== Extract provided
Question

Evaluate the integral: \[ \int \frac{x^4-16x^2+2x+8}{x^3-4x^2+2}dx \]

• A. \( \frac{x^2+8x+c}{2} \)
• B. \( x^2+8x+c \)
• C. \( x^3-4x+c \)
• D. \( \frac{x^2-8x+c}{2} \)

Hint:

For rational expressions involving polynomial division, first divide the highest degree terms, then subtract and continue recursively.

Answer 1

The Correct Option is B

Perform polynomial long division: \[ \frac{x^4 - 16x^2 + 2x + 8}{x^3 - 4x^2 + 2} \] Dividing \( x^4 \) by \( x^3 \) gives \( x \): \[ x(x^3 - 4x^2 + 2) = x^4 - 4x^3 + 2x \] Subtracting: \[ (x^4 - 16x^2 + 2x + 8) - (x^4 - 4x^3 + 2x) = -4x^3 - 16x^2 + 8 \] Continuing division: \[ \frac{-4x^3 - 16x^2 + 8}{x^3 - 4x^2 + 2} \] Dividing \( -4x^3 \) by \( x^3 \) gives \( -4 \): \[ -4(x^3 - 4x^2 + 2) = -4x^3 + 16x^2 - 8 \] Subtracting: \[ (-4x^3 - 16x^2 + 8) - (-4x^3 + 16x^2 - 8) = -8x^2 + 16 \] Resulting integral: \[ x^2 + 8x + c \] Thus, the correct answer is: \[ x^2+8x+c \]
====
* [Questions to answer]:
1. Return the part of the integral exercise between "Evaluate the integral: \[ \int" and "and continue recursively.", inclusive.
2. In one to three sentences, explain why the worked solution in the integral exercise takes \( x \) as the first term of its division.
== Material provided
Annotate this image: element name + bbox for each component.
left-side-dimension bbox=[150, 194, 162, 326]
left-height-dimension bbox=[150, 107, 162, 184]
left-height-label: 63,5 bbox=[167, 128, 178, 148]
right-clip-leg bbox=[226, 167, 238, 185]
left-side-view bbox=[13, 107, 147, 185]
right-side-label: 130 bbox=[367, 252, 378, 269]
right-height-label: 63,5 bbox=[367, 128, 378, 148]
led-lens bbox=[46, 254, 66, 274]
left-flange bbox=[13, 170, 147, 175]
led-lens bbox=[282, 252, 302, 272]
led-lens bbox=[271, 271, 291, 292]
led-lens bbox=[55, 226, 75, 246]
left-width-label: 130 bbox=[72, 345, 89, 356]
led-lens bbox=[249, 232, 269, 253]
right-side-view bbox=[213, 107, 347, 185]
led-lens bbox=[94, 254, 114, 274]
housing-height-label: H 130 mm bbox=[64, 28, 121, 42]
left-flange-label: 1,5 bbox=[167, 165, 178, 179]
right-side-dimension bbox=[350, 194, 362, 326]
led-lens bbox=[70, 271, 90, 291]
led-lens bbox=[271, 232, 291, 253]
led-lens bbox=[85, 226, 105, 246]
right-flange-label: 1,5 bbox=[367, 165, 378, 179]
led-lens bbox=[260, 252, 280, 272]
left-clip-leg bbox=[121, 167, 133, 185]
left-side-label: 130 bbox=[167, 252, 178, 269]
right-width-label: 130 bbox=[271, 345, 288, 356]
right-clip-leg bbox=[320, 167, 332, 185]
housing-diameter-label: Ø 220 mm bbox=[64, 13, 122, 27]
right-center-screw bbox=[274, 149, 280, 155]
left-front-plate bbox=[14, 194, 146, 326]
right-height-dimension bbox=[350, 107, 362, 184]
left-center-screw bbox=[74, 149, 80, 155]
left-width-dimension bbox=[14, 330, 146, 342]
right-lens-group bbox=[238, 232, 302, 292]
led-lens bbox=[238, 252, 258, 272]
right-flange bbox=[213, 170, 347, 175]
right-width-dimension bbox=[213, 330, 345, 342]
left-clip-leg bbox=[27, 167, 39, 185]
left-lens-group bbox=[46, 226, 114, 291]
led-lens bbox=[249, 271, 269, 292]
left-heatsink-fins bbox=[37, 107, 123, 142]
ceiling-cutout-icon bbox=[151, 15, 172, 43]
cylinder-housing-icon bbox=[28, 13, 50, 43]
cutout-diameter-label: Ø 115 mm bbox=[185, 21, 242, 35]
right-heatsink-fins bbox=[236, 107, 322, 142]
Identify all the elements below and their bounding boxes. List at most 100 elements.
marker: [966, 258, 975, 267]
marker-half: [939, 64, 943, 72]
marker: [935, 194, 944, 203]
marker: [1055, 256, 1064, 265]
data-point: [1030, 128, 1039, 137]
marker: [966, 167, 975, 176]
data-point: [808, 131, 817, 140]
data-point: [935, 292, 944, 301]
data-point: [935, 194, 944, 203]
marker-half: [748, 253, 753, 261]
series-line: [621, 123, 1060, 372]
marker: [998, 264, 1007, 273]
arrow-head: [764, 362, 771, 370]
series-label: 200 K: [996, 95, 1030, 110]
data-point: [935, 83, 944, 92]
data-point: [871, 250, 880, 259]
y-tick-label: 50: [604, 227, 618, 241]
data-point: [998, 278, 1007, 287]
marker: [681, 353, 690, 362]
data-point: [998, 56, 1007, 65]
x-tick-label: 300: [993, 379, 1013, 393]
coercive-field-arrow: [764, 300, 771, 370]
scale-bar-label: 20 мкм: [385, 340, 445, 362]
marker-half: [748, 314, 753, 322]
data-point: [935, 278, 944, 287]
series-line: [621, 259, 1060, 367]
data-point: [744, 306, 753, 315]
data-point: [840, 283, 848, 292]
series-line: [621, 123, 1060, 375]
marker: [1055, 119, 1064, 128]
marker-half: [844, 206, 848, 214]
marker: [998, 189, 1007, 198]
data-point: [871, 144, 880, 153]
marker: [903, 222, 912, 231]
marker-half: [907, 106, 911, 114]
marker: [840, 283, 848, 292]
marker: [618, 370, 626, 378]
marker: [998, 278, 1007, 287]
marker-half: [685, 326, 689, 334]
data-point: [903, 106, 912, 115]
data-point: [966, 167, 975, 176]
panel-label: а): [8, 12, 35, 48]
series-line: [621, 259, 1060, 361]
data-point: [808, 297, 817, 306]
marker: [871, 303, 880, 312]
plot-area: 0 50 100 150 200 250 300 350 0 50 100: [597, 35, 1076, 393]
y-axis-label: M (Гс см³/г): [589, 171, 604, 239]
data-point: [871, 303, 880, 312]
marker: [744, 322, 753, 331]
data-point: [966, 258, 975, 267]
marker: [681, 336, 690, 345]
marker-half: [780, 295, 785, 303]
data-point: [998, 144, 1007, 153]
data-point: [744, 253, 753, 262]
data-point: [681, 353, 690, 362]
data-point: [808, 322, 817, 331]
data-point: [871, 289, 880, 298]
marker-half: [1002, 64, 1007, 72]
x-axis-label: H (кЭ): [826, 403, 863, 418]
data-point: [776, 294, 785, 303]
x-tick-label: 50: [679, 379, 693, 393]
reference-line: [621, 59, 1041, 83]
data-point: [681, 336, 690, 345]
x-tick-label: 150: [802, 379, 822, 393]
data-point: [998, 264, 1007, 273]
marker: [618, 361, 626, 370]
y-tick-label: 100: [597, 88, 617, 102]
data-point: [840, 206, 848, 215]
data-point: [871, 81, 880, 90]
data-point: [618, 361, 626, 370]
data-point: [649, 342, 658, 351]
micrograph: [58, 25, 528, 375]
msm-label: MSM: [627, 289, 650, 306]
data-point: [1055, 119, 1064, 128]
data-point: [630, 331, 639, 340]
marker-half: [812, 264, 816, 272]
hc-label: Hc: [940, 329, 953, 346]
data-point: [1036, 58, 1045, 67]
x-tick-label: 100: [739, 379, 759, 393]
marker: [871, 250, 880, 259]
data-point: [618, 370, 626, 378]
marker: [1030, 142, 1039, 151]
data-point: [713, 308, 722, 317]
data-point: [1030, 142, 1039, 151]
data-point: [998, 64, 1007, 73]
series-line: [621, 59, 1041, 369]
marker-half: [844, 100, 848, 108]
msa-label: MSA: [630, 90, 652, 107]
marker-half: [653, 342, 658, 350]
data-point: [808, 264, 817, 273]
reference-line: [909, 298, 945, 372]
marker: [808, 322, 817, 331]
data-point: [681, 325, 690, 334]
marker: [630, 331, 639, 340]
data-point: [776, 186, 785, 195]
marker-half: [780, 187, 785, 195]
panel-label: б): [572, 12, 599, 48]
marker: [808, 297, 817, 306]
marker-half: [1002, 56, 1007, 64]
====
* [Results by task]:
1.
Evaluate the integral: \[ \int \frac{x^4-16x^2+2x+8}{x^3-4x^2+2}dx \]

• A. \( \frac{x^2+8x+c}{2} \)
• B. \( x^2+8x+c \)
• C. \( x^3-4x+c \)
• D. \( \frac{x^2-8x+c}{2} \)

Hint:

For rational expressions involving polynomial division, first divide the highest degree terms, then subtract and continue recursively.

2. The hint says to divide the highest-degree terms first. The solution therefore divides the numerator's leading term \( x^4 \) by the denominator's leading term \( x^3 \), and that quotient is \( x \).